抜粋本文:
レース2の決勝が行なわれる8月3日の午後には、SUPER GTのプロモーターであるGTアソシエイション(以下、GTA)代表取締役 坂東正明氏の定例会見が行なわれた。
坂東代表は、第3戦セパンのプロモーターが発言したGT500のワイルドカード車両は「臆測だが」と断わった上で「クラス1規定時代にDTMに参戦した車両」である可能性が高いことを示唆した。また、(短期的な話ではなく長期的な展望として)SROがインターコンチネンタルシリーズの1戦として開催している「鈴鹿1000km」にGT300の車両を参戦させるという計画を依然として温めているほか、ル・マン24時間レースのガレージ56としてGT500のチャンピオン車両が参戦できるようにし、WEC富士戦でGT500のスプリントレースができないか、両シリーズのプロモーターへの働きかけを続けていると説明した。
来年セパンのGT500ワイルドカード車両は、かつてのDTMクラス1車両の可能性
──それでは冒頭に坂東代表からあいさつを。
坂東代表:今回初めてスプリントを行なうことになったが、2日間のあり方に関してはもう少し考えてほしいというフィードバックをチーム側からいただいている。中身の濃さや詰め込み過ぎだということにはいろいろご意見もあるところなので、来季に向けていろいろ考えていく必要がある。スプリントをやってみての評価は、皆さまからいただく評価を得た上で、お客さまのことを第一に考えながら、さまざまな意見を集約していき、反省すべきことは反省しながら来季に向けてよりよいものにしていきたい。暑い中、チームもお客さまも大変な状況だとは思うが、その中でもお客さまに楽しんで帰っていただけるレースにしていきたい。
──本年の冒頭からインディスタート(筆者注:インディカーのような形の密集したスタート)をやると言ってきたのに、それをやらないということにご質問などをいただいているので、その件に関して坂東代表から説明を。
坂東代表:インディスタートに関しては、GTアジアではできているのでやってやれないことはない。しかし、競技運営側と協議した結果、練習を行なうなどの必要があるし、安全性の確保が今のままでは難しいということで今回は見送ることになった。しかし、来季に向けては再度検討していきたいと考えており、チームやドライバーなどとも連絡を密にして、安全性を確保した上でやる方向で考えている。別にインディスタートを諦めたわけではない。

課題:
上の抜粋について、次の問いに答えよ。
(a) 坂東代表の定例会見が行なわれたのは何月何日のいつか。
(b) 第3戦セパンのGT500ワイルドカード車両について、坂東代表が可能性が高いと示唆したのはどのような車両か。
(c) 今回インディスタートを見送った理由として坂東代表が挙げたことは何か。
この後の資料は、上の抜粋とは別の出典から取ったものである。

資料一覧:
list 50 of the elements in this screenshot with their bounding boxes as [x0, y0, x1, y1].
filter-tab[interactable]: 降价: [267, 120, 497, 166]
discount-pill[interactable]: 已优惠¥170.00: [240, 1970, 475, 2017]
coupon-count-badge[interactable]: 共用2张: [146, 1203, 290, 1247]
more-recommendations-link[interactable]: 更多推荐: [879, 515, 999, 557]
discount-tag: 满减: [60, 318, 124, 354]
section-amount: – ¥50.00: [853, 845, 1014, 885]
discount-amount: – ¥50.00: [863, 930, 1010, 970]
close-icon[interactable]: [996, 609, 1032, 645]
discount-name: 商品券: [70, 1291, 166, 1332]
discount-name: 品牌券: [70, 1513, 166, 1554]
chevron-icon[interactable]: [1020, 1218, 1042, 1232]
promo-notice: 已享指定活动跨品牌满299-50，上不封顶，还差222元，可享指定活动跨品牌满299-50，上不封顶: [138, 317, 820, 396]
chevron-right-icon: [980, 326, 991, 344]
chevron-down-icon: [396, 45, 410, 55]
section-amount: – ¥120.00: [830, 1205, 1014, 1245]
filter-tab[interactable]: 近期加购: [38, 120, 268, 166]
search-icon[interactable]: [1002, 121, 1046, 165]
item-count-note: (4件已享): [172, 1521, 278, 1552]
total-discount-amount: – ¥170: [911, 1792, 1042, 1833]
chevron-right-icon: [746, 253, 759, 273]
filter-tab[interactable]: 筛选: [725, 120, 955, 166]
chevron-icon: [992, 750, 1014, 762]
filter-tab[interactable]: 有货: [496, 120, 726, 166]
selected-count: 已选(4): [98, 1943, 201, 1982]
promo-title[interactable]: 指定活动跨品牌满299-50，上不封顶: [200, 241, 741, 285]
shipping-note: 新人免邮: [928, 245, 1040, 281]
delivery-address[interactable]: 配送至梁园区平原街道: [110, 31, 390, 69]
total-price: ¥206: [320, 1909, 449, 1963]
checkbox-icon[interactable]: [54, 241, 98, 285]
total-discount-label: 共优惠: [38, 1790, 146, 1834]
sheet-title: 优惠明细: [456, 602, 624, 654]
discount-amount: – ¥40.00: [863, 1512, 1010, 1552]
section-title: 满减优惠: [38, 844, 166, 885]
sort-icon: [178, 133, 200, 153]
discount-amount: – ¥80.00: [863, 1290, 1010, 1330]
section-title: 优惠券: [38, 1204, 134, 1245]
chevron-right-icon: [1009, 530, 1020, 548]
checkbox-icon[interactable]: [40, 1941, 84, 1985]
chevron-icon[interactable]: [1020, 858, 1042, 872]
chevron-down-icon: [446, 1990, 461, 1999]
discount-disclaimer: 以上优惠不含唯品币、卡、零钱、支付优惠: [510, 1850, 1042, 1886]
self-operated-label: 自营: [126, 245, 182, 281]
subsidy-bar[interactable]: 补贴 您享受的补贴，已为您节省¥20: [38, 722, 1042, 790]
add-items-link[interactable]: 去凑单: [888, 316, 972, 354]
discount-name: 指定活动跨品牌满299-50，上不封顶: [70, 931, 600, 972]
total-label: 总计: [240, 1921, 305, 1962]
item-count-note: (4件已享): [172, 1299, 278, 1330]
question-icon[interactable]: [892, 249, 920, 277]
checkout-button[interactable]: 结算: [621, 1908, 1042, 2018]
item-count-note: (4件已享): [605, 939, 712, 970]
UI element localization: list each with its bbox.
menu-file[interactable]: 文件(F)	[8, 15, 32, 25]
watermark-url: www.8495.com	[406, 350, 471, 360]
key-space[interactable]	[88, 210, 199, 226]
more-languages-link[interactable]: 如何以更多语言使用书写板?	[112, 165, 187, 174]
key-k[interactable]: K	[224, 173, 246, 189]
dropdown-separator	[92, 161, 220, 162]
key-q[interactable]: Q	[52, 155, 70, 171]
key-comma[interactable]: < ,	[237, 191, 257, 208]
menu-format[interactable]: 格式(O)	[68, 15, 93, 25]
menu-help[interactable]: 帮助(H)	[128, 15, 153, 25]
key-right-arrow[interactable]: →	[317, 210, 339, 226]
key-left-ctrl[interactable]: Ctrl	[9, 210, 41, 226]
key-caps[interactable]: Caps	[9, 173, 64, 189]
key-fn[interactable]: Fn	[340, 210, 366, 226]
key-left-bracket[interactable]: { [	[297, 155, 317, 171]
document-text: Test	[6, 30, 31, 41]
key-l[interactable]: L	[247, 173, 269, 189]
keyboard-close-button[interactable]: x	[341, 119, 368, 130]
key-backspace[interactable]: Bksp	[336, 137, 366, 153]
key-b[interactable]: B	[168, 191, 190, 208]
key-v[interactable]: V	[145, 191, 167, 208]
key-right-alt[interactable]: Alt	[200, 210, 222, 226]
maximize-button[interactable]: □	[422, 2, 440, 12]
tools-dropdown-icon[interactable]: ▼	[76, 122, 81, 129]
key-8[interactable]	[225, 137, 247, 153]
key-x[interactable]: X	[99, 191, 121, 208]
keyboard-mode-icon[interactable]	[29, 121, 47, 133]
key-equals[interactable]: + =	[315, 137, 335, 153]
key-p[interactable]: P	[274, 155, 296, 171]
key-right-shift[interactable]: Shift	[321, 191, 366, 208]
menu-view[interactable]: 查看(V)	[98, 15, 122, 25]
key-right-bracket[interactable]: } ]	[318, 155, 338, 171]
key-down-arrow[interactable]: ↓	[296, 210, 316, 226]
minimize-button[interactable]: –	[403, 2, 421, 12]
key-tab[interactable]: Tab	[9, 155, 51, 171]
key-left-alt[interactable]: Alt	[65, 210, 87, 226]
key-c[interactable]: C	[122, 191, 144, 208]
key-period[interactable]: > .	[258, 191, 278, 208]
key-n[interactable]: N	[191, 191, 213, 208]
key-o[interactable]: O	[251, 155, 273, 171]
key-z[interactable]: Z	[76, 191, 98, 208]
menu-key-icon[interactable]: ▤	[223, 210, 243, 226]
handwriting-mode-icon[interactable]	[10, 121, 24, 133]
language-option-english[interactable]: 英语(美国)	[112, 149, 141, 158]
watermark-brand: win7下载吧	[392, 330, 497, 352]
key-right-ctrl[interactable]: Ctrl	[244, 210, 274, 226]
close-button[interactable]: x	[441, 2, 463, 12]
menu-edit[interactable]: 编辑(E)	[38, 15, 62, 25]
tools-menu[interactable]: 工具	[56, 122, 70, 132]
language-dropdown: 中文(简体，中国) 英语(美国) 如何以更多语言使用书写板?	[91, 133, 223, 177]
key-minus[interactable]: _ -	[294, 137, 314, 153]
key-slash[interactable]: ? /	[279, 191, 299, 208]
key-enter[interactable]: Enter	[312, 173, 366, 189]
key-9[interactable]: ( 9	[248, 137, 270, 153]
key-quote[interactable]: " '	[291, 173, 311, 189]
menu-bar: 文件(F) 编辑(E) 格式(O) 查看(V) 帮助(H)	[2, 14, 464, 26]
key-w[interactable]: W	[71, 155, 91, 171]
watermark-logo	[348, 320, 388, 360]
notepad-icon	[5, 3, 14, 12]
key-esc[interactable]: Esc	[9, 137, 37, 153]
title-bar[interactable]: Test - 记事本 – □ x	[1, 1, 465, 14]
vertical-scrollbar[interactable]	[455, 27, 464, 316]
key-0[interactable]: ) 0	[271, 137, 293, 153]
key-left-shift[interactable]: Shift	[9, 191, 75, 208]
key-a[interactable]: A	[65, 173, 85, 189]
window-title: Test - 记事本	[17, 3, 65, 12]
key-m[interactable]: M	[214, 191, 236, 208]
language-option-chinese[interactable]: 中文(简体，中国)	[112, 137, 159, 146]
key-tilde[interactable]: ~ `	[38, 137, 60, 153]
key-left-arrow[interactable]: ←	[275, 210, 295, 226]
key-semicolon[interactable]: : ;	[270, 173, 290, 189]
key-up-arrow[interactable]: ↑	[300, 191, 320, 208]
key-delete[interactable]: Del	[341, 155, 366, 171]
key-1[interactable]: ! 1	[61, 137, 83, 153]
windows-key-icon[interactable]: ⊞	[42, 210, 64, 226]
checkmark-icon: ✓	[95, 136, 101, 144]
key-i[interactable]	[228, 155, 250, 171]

解答:
(a) 8月3日の午後。
(b) クラス1規定時代にDTMに参戦した車両。
(c) 練習を行なうなどの必要があり、今のままでは安全性の確保が難しいこと。